• [Stated exercise]:
Each line from the line holding "What text is on this page?" through the last line should be written out exactly, with nothing else and no images.

• [Data excerpts]:

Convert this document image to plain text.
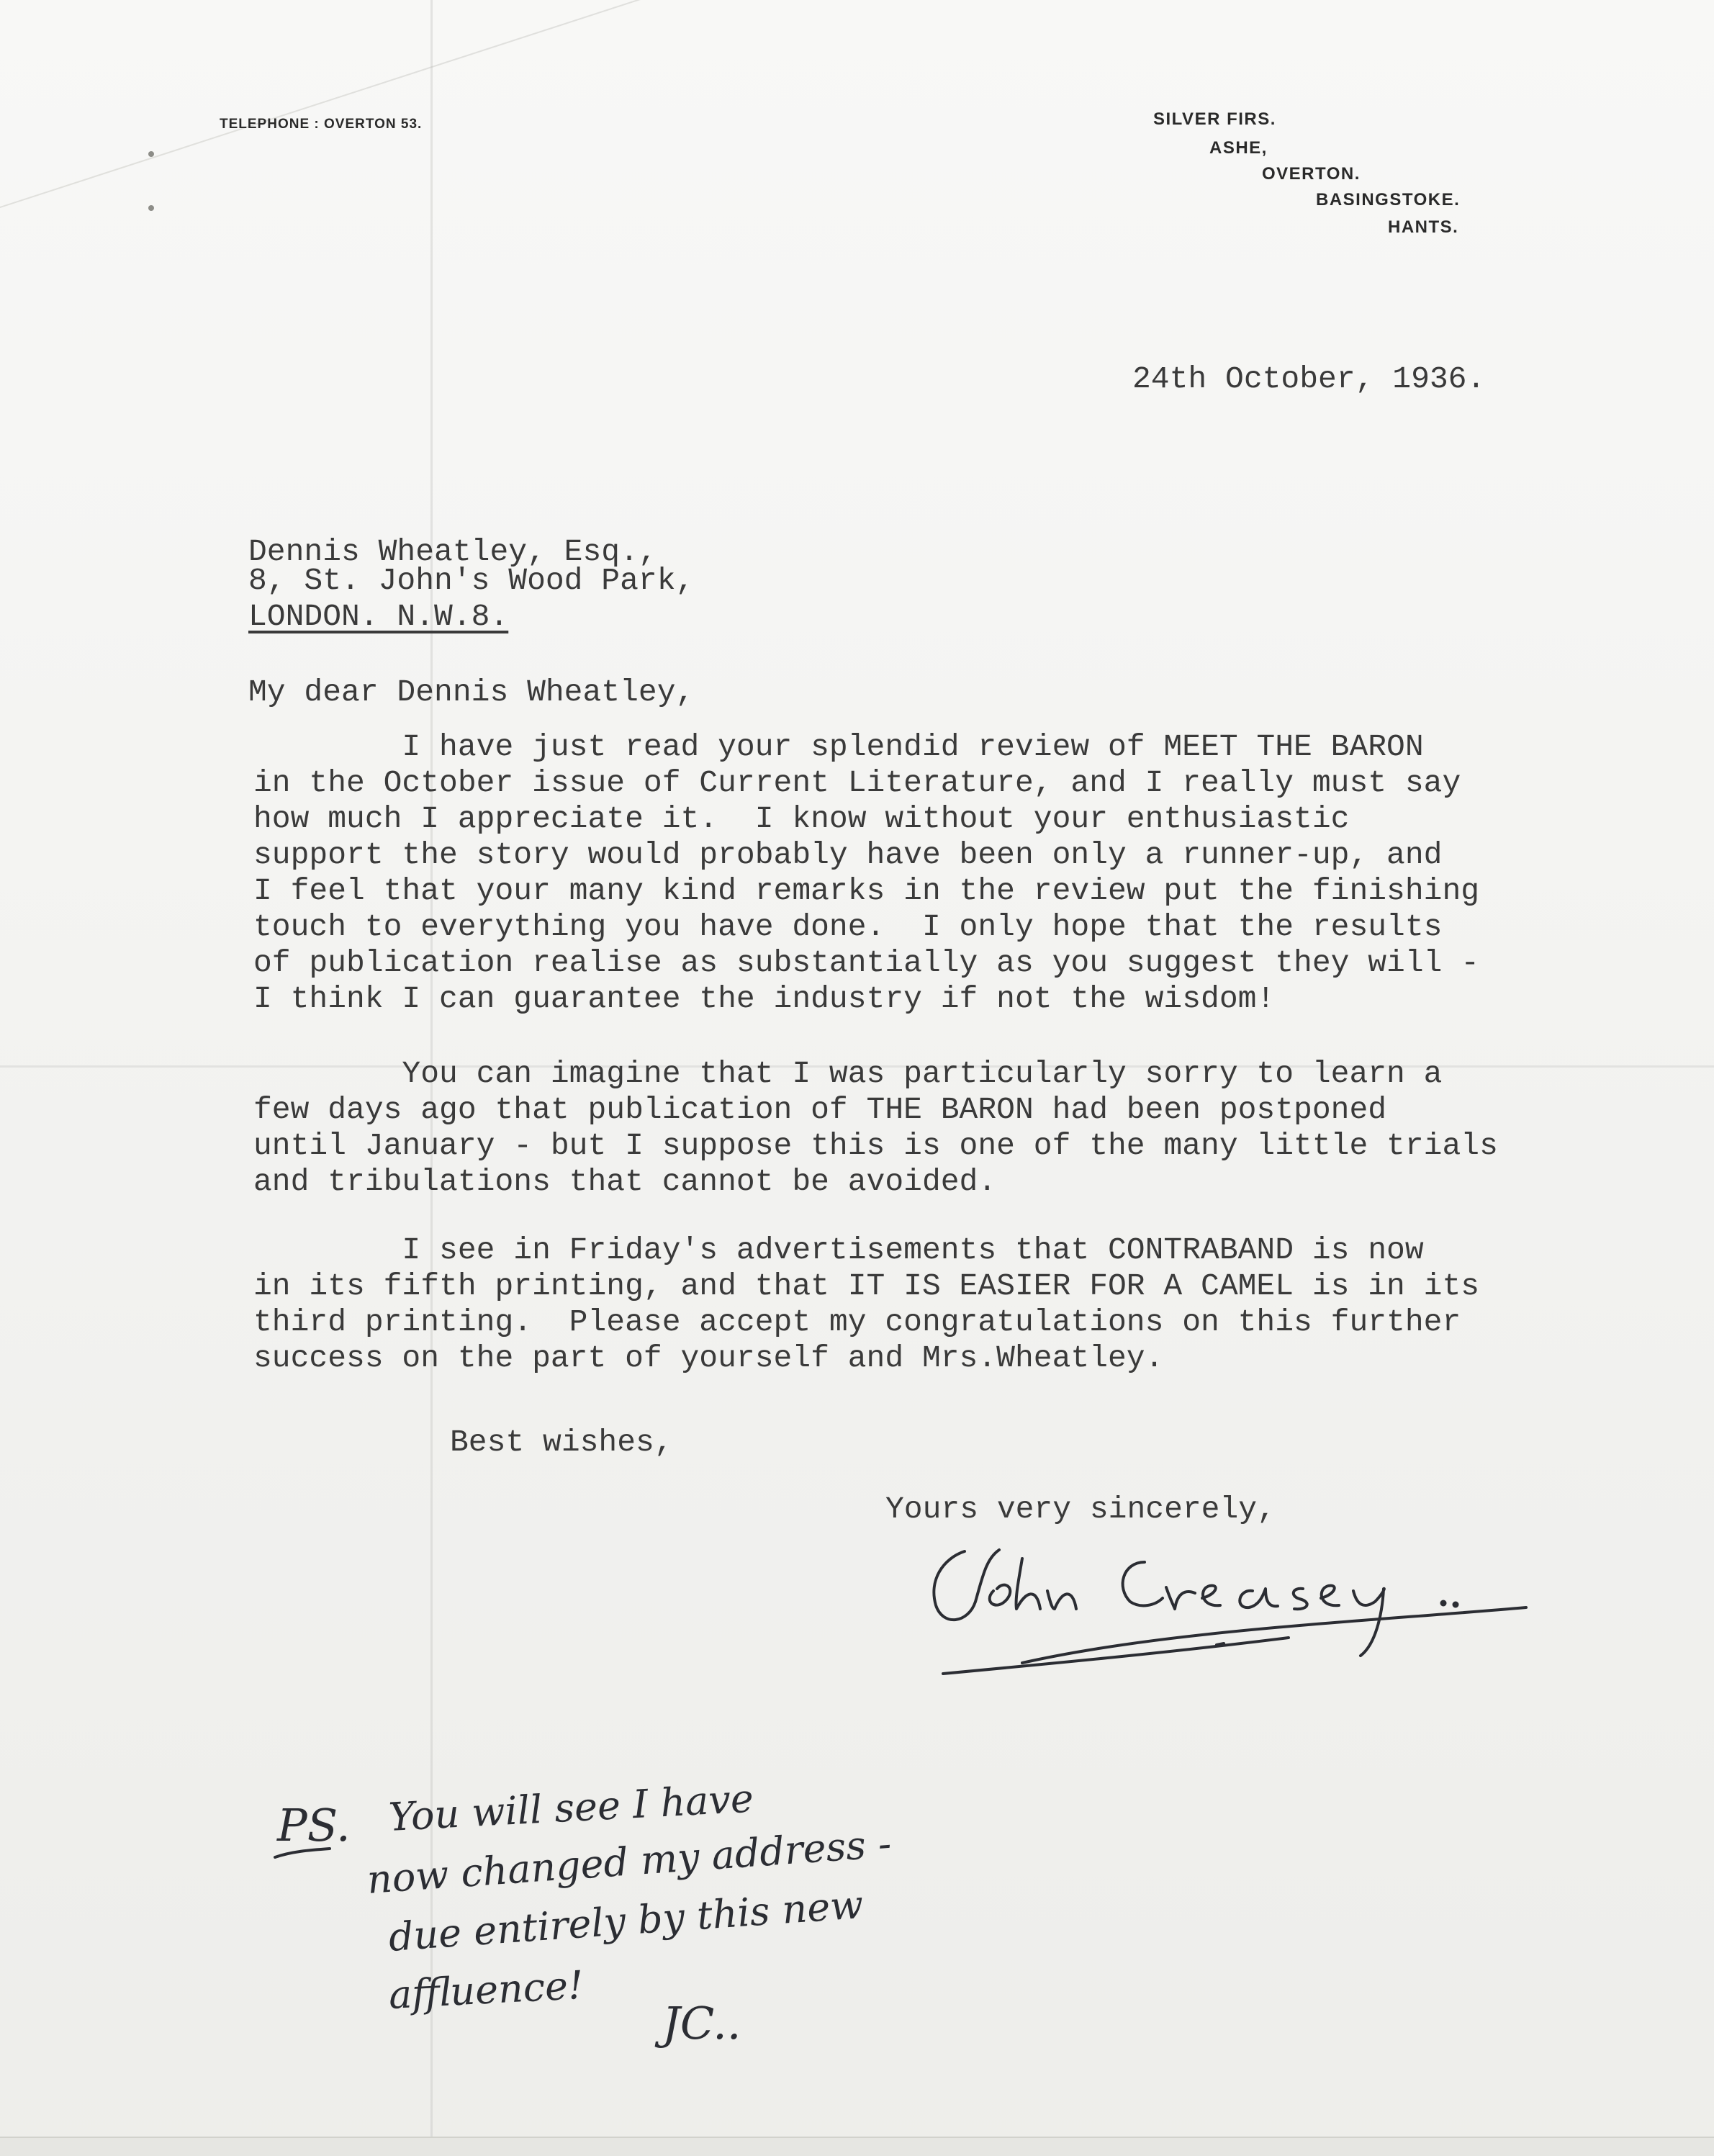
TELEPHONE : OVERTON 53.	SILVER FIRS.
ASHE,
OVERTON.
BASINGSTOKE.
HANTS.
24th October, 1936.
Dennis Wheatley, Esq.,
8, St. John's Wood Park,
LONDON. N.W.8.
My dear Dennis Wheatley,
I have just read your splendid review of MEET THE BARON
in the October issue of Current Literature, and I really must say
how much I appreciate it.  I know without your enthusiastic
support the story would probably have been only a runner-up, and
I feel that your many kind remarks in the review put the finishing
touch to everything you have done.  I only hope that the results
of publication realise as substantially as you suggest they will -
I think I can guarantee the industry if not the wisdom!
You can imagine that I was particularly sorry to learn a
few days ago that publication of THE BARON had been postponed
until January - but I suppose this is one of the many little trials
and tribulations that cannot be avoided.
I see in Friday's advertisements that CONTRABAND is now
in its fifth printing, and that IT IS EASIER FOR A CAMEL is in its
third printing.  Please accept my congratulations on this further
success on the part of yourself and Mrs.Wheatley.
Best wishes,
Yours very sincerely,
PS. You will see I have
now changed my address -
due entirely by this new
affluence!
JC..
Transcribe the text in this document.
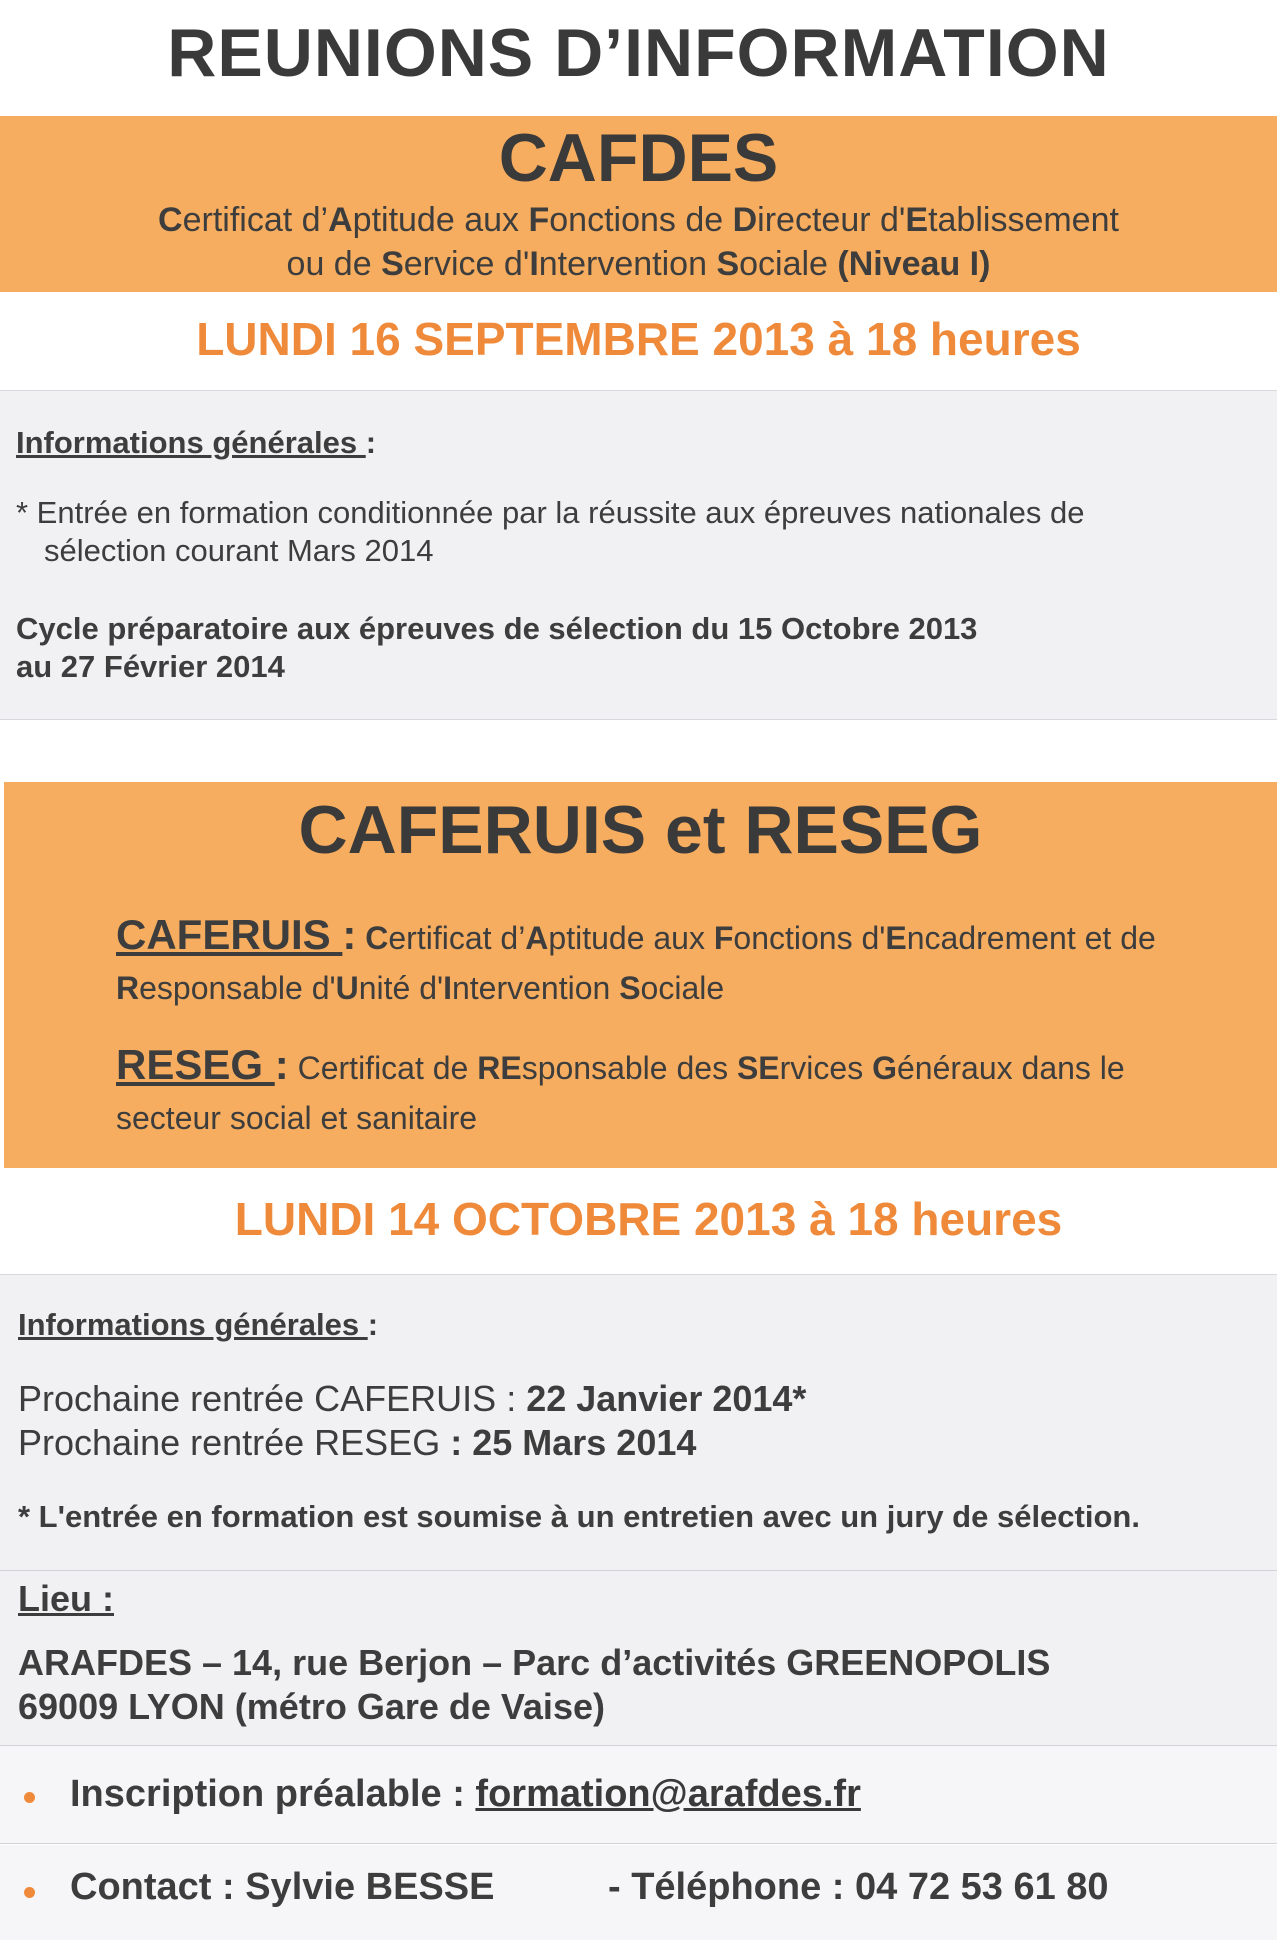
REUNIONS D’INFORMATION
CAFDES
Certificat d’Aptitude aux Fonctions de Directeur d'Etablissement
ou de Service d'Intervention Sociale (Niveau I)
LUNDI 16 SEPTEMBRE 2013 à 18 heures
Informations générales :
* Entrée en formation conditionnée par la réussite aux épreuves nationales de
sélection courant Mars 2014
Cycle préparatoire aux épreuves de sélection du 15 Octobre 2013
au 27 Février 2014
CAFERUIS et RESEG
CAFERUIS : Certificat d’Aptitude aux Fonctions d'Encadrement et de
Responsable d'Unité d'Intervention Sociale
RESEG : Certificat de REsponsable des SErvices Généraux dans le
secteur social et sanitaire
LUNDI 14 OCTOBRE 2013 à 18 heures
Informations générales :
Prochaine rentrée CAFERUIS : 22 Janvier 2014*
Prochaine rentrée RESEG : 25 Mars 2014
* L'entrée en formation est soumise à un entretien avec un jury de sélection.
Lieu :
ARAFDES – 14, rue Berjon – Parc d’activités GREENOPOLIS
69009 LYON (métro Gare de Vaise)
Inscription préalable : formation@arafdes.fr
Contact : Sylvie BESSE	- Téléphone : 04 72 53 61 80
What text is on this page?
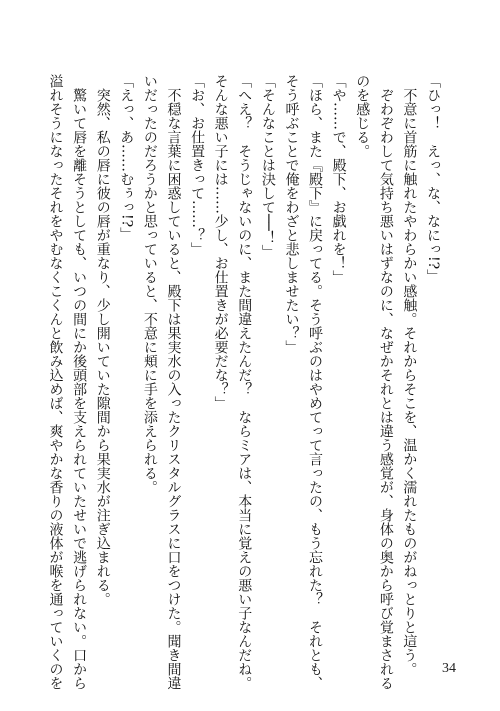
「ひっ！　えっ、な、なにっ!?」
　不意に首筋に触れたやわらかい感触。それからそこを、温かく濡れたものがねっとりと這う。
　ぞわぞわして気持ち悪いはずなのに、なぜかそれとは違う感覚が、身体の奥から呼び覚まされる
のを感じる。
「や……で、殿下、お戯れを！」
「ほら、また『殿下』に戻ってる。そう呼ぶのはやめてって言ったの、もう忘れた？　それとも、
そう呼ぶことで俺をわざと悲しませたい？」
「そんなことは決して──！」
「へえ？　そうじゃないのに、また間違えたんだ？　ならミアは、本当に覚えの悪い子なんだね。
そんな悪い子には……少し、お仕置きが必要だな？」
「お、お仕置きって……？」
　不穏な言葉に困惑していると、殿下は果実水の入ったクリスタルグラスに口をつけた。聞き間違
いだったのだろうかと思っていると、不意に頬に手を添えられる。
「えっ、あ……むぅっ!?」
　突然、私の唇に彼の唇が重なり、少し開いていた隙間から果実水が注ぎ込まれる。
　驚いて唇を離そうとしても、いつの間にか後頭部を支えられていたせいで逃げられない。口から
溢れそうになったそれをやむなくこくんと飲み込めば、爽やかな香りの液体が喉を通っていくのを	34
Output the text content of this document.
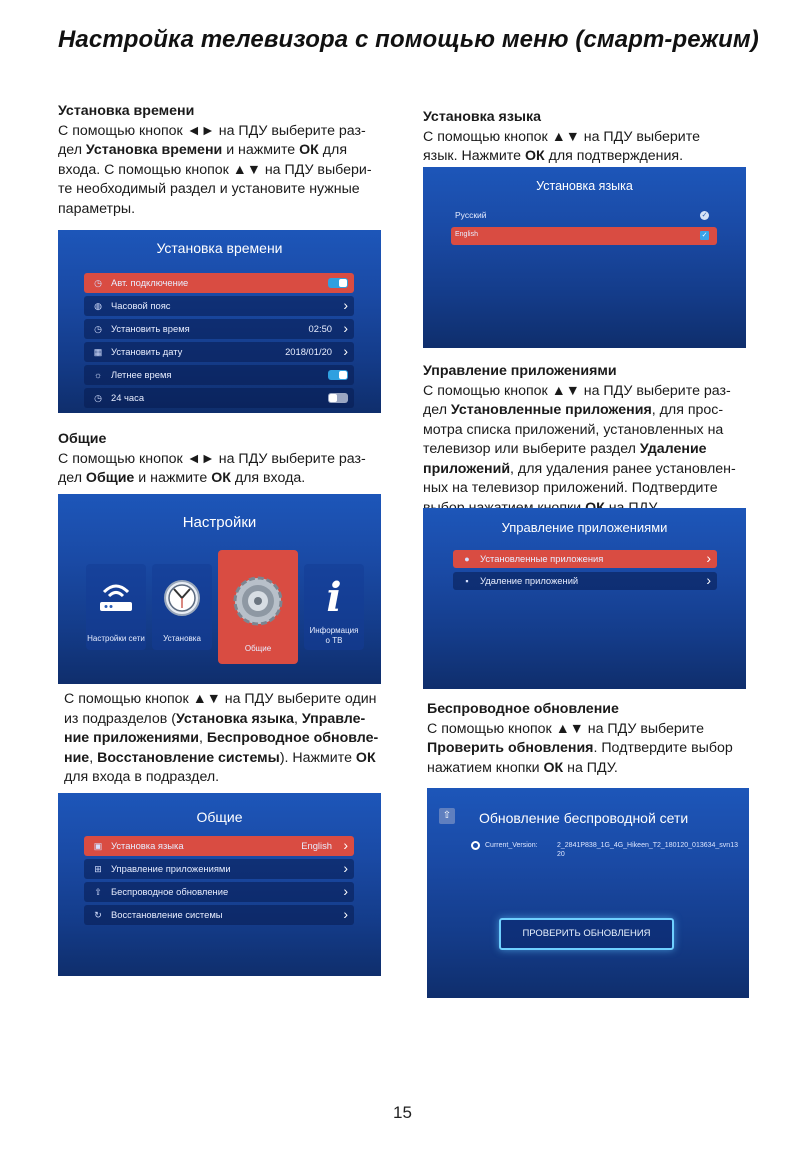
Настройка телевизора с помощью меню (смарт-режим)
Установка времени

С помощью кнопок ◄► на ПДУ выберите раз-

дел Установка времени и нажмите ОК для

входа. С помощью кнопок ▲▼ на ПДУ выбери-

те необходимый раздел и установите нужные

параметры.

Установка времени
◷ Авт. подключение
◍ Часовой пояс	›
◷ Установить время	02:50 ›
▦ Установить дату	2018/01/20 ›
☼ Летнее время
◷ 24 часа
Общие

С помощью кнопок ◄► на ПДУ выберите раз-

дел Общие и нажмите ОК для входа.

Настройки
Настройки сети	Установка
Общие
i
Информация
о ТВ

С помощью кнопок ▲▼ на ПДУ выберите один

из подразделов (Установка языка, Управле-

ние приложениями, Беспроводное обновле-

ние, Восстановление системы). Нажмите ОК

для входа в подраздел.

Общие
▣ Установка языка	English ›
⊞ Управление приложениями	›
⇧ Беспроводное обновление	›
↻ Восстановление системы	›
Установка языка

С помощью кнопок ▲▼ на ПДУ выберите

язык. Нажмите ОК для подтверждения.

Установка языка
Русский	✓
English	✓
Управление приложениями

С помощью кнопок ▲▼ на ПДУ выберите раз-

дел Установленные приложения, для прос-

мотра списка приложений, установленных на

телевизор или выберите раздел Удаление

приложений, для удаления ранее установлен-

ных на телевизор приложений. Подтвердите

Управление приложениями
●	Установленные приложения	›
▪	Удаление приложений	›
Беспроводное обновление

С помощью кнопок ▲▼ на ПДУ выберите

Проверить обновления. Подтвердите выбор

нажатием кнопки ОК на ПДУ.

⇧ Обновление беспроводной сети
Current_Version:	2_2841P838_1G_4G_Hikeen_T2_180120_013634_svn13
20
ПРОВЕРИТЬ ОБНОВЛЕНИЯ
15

• [Answer to this task]:
What text is on this page?
「ひっ！　えっ、な、なにっ!?」
　不意に首筋に触れたやわらかい感触。それからそこを、温かく濡れたものがねっとりと這う。
　ぞわぞわして気持ち悪いはずなのに、なぜかそれとは違う感覚が、身体の奥から呼び覚まされる
のを感じる。
「や……で、殿下、お戯れを！」
「ほら、また『殿下』に戻ってる。そう呼ぶのはやめてって言ったの、もう忘れた？　それとも、
そう呼ぶことで俺をわざと悲しませたい？」
「そんなことは決して──！」
「へえ？　そうじゃないのに、また間違えたんだ？　ならミアは、本当に覚えの悪い子なんだね。
そんな悪い子には……少し、お仕置きが必要だな？」
「お、お仕置きって……？」
　不穏な言葉に困惑していると、殿下は果実水の入ったクリスタルグラスに口をつけた。聞き間違
いだったのだろうかと思っていると、不意に頬に手を添えられる。
「えっ、あ……むぅっ!?」
　突然、私の唇に彼の唇が重なり、少し開いていた隙間から果実水が注ぎ込まれる。
　驚いて唇を離そうとしても、いつの間にか後頭部を支えられていたせいで逃げられない。口から
溢れそうになったそれをやむなくこくんと飲み込めば、爽やかな香りの液体が喉を通っていくのを	34
Output the text content of this document.
Настройка телевизора с помощью меню (смарт-режим)
Установка времени

С помощью кнопок ◄► на ПДУ выберите раз-

дел Установка времени и нажмите ОК для

входа. С помощью кнопок ▲▼ на ПДУ выбери-

те необходимый раздел и установите нужные

параметры.

Установка времени
◷ Авт. подключение
◍ Часовой пояс	›
◷ Установить время	02:50 ›
▦ Установить дату	2018/01/20 ›
☼ Летнее время
◷ 24 часа
Общие

С помощью кнопок ◄► на ПДУ выберите раз-

дел Общие и нажмите ОК для входа.

Настройки
Настройки сети	Установка
Общие
i
Информация
о ТВ

С помощью кнопок ▲▼ на ПДУ выберите один

из подразделов (Установка языка, Управле-

ние приложениями, Беспроводное обновле-

ние, Восстановление системы). Нажмите ОК

для входа в подраздел.

Общие
▣ Установка языка	English ›
⊞ Управление приложениями	›
⇧ Беспроводное обновление	›
↻ Восстановление системы	›
Установка языка

С помощью кнопок ▲▼ на ПДУ выберите

язык. Нажмите ОК для подтверждения.

Установка языка
Русский	✓
English	✓
Управление приложениями

С помощью кнопок ▲▼ на ПДУ выберите раз-

дел Установленные приложения, для прос-

мотра списка приложений, установленных на

телевизор или выберите раздел Удаление

приложений, для удаления ранее установлен-

ных на телевизор приложений. Подтвердите

Управление приложениями
●	Установленные приложения	›
▪	Удаление приложений	›
Беспроводное обновление

С помощью кнопок ▲▼ на ПДУ выберите

Проверить обновления. Подтвердите выбор

нажатием кнопки ОК на ПДУ.

⇧ Обновление беспроводной сети
Current_Version:	2_2841P838_1G_4G_Hikeen_T2_180120_013634_svn13
20
ПРОВЕРИТЬ ОБНОВЛЕНИЯ
15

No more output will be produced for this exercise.